[Items from a dataset]
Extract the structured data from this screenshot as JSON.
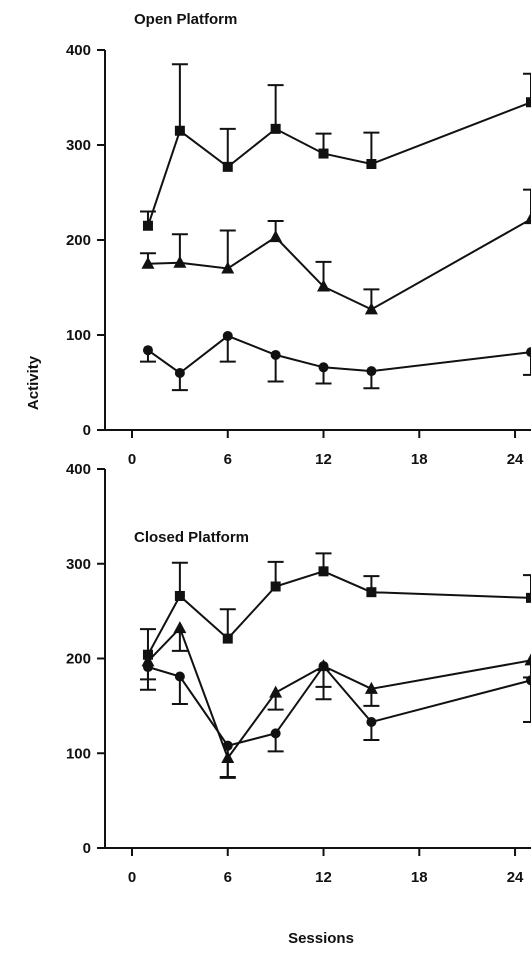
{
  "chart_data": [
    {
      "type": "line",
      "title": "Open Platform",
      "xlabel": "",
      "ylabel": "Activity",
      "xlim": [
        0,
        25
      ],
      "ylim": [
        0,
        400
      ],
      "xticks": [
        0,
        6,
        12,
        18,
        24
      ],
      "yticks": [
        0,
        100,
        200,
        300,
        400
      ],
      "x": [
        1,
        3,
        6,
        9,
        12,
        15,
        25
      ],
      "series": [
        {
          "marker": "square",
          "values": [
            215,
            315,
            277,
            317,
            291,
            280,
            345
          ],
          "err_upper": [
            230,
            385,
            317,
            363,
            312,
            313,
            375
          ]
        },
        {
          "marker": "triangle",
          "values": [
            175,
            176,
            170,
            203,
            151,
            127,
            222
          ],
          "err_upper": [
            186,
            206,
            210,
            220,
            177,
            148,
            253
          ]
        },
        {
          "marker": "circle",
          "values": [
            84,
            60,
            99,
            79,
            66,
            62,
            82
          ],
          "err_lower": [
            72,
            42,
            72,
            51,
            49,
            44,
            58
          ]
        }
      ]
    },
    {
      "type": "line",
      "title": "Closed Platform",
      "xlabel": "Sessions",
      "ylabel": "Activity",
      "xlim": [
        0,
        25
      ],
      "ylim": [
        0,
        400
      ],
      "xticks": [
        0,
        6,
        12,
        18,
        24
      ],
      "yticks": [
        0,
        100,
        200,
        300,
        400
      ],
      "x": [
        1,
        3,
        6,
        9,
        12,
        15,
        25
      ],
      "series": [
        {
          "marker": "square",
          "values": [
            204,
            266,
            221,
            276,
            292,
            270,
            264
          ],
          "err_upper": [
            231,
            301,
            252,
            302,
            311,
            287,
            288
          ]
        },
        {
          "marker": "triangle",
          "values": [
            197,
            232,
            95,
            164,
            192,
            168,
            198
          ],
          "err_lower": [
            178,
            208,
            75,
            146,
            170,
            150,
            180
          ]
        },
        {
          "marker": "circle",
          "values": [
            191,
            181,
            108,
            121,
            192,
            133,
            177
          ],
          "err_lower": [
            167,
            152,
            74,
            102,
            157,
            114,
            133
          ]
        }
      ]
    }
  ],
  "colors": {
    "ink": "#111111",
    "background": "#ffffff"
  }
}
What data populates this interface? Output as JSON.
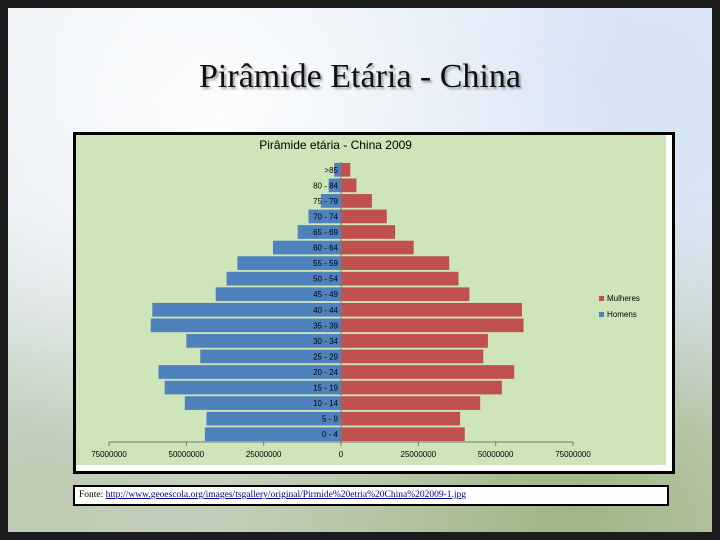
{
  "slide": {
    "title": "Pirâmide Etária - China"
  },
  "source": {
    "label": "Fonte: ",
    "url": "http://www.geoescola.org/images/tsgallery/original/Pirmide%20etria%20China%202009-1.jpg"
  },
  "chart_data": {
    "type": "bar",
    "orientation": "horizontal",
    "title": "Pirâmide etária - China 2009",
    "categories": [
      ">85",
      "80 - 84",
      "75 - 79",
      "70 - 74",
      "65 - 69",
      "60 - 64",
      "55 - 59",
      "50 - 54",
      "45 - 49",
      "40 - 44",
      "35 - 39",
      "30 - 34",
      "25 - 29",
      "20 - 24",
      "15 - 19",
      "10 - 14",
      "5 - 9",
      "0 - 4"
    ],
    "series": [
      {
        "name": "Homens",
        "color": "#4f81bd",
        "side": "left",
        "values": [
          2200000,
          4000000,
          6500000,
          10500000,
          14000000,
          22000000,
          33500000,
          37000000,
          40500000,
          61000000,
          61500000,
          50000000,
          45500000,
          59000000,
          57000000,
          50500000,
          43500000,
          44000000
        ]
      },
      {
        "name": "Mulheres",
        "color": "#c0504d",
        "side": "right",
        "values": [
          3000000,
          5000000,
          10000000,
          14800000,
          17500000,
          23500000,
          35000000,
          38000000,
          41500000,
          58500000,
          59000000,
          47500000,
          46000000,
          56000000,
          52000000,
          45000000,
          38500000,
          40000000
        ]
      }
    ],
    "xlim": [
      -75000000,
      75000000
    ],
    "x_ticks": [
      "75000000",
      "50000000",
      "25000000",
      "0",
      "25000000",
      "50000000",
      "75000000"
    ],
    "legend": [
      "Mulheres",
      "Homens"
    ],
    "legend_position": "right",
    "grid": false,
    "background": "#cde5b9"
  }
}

- **WHAT YOU SHOULD DO**
Beginning with the line that holds "What data populates", output each line to the end of the material above, exactly, omitting the pictures.

- **RESULT OF THE EXERCISE**
What data populates this interface? Output as JSON.
{
  "slide": {
    "title": "Pirâmide Etária - China"
  },
  "source": {
    "label": "Fonte: ",
    "url": "http://www.geoescola.org/images/tsgallery/original/Pirmide%20etria%20China%202009-1.jpg"
  },
  "chart_data": {
    "type": "bar",
    "orientation": "horizontal",
    "title": "Pirâmide etária - China 2009",
    "categories": [
      ">85",
      "80 - 84",
      "75 - 79",
      "70 - 74",
      "65 - 69",
      "60 - 64",
      "55 - 59",
      "50 - 54",
      "45 - 49",
      "40 - 44",
      "35 - 39",
      "30 - 34",
      "25 - 29",
      "20 - 24",
      "15 - 19",
      "10 - 14",
      "5 - 9",
      "0 - 4"
    ],
    "series": [
      {
        "name": "Homens",
        "color": "#4f81bd",
        "side": "left",
        "values": [
          2200000,
          4000000,
          6500000,
          10500000,
          14000000,
          22000000,
          33500000,
          37000000,
          40500000,
          61000000,
          61500000,
          50000000,
          45500000,
          59000000,
          57000000,
          50500000,
          43500000,
          44000000
        ]
      },
      {
        "name": "Mulheres",
        "color": "#c0504d",
        "side": "right",
        "values": [
          3000000,
          5000000,
          10000000,
          14800000,
          17500000,
          23500000,
          35000000,
          38000000,
          41500000,
          58500000,
          59000000,
          47500000,
          46000000,
          56000000,
          52000000,
          45000000,
          38500000,
          40000000
        ]
      }
    ],
    "xlim": [
      -75000000,
      75000000
    ],
    "x_ticks": [
      "75000000",
      "50000000",
      "25000000",
      "0",
      "25000000",
      "50000000",
      "75000000"
    ],
    "legend": [
      "Mulheres",
      "Homens"
    ],
    "legend_position": "right",
    "grid": false,
    "background": "#cde5b9"
  }
}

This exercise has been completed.